- [Part of a data file]:
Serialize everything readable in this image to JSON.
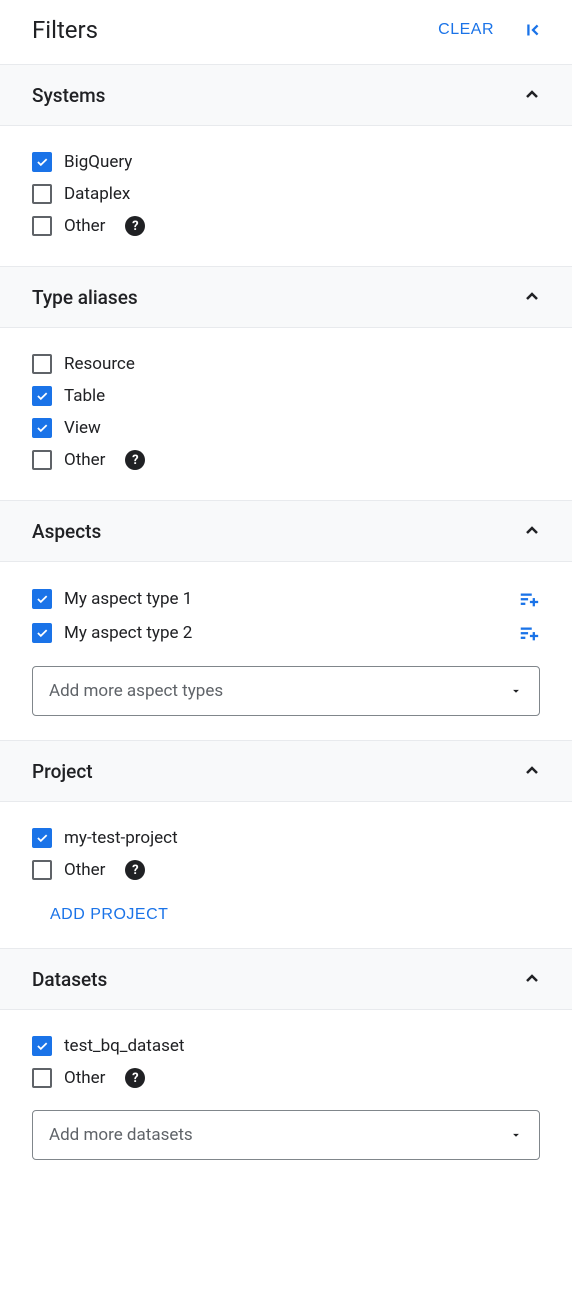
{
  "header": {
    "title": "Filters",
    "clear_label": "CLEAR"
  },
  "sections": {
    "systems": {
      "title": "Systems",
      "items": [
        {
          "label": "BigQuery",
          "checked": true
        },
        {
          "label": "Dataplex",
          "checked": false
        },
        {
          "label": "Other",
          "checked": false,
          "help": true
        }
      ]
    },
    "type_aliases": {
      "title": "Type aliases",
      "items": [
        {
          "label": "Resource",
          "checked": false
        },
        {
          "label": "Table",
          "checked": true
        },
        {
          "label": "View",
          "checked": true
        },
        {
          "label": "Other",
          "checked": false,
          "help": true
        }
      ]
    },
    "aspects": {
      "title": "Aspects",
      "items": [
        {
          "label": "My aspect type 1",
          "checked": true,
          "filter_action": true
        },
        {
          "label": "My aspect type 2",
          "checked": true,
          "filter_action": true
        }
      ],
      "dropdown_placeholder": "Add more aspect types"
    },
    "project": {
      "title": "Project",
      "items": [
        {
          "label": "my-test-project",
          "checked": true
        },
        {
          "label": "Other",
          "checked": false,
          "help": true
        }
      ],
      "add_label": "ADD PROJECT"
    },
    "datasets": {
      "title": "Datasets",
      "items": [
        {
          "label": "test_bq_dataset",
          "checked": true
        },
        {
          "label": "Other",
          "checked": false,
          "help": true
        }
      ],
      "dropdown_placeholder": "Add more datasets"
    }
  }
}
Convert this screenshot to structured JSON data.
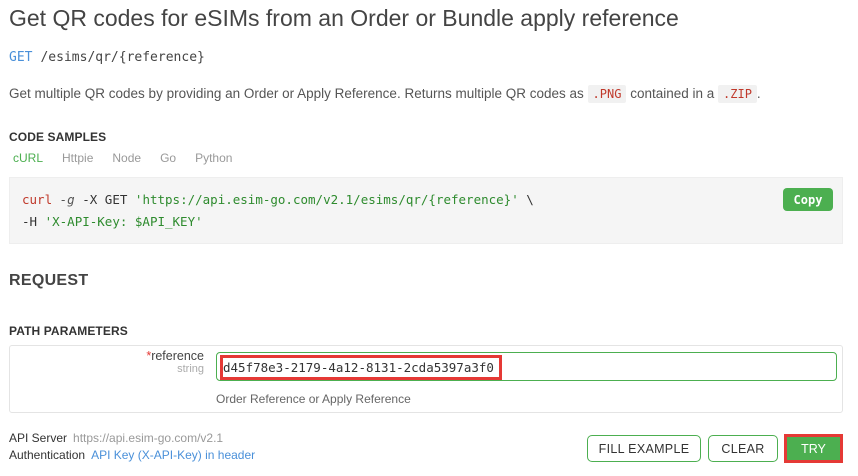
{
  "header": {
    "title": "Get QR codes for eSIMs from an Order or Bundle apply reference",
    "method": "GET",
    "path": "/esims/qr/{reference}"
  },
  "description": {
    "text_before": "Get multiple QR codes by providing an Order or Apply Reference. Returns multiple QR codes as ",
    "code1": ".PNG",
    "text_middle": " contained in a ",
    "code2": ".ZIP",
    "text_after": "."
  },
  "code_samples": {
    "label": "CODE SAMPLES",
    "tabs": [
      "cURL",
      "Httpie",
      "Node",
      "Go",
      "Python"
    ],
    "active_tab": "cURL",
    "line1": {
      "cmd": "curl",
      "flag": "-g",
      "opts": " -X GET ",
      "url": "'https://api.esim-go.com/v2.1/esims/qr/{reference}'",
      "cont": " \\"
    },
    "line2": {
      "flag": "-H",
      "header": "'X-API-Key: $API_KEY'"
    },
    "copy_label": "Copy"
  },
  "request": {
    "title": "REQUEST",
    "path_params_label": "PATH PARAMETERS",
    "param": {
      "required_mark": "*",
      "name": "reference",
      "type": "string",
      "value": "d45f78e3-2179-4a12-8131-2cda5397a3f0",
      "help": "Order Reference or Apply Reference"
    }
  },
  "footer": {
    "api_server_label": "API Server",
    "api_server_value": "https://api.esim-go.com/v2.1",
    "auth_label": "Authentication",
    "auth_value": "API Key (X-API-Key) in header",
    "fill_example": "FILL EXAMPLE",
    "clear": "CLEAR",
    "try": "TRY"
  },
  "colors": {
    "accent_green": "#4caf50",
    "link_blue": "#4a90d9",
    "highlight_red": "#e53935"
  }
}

* * *

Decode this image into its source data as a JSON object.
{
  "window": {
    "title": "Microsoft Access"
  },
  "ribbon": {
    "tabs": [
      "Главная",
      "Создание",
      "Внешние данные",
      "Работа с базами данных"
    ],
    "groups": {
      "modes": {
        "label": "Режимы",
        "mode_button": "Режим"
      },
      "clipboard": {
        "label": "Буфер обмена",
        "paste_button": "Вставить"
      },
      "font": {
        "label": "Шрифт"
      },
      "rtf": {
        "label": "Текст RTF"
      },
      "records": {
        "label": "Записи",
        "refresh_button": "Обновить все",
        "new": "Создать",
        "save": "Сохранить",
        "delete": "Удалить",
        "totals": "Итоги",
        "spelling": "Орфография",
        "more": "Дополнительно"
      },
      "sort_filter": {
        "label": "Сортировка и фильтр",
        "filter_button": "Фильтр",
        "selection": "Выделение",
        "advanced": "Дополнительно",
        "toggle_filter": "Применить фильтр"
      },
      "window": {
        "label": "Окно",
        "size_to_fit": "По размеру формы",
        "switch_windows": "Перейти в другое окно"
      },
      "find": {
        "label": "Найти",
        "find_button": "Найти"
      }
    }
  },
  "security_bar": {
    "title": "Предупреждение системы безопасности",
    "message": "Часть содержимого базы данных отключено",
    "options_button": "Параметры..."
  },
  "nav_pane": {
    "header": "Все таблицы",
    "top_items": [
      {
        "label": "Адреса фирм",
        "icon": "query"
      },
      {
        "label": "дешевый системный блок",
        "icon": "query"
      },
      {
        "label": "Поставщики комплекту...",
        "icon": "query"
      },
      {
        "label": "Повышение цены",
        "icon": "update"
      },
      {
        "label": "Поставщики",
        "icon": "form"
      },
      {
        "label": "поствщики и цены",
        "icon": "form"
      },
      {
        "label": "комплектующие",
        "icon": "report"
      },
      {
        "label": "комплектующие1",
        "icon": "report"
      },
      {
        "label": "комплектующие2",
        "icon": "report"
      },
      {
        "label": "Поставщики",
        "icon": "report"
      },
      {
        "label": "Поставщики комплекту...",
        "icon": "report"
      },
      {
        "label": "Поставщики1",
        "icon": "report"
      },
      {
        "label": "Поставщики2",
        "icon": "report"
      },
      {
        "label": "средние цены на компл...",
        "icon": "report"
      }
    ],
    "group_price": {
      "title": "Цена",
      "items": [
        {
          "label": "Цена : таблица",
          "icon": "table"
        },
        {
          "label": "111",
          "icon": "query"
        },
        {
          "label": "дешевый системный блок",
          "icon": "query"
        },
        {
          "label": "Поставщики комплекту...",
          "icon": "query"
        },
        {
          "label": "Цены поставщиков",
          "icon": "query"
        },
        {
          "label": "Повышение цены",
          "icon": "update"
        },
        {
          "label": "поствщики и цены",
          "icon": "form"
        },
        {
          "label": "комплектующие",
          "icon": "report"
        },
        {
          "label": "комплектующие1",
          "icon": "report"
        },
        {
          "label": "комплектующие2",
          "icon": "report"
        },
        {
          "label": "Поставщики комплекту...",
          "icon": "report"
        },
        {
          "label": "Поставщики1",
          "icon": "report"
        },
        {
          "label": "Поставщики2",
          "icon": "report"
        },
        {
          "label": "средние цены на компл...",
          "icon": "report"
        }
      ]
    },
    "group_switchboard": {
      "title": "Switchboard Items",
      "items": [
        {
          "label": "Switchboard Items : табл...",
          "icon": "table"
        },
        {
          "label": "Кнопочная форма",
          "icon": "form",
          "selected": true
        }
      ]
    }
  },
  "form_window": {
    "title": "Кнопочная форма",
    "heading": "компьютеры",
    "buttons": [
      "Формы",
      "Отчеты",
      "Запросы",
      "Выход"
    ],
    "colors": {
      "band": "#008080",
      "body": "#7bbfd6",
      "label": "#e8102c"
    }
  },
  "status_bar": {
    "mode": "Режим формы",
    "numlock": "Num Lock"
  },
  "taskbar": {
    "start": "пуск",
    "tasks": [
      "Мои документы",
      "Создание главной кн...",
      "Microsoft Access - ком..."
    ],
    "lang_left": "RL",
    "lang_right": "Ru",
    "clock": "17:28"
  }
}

- [Exercise objective]:
Within the listing above, work out how many lines contain the string "блок", and reply with that number only.

- [Worked answer]:
2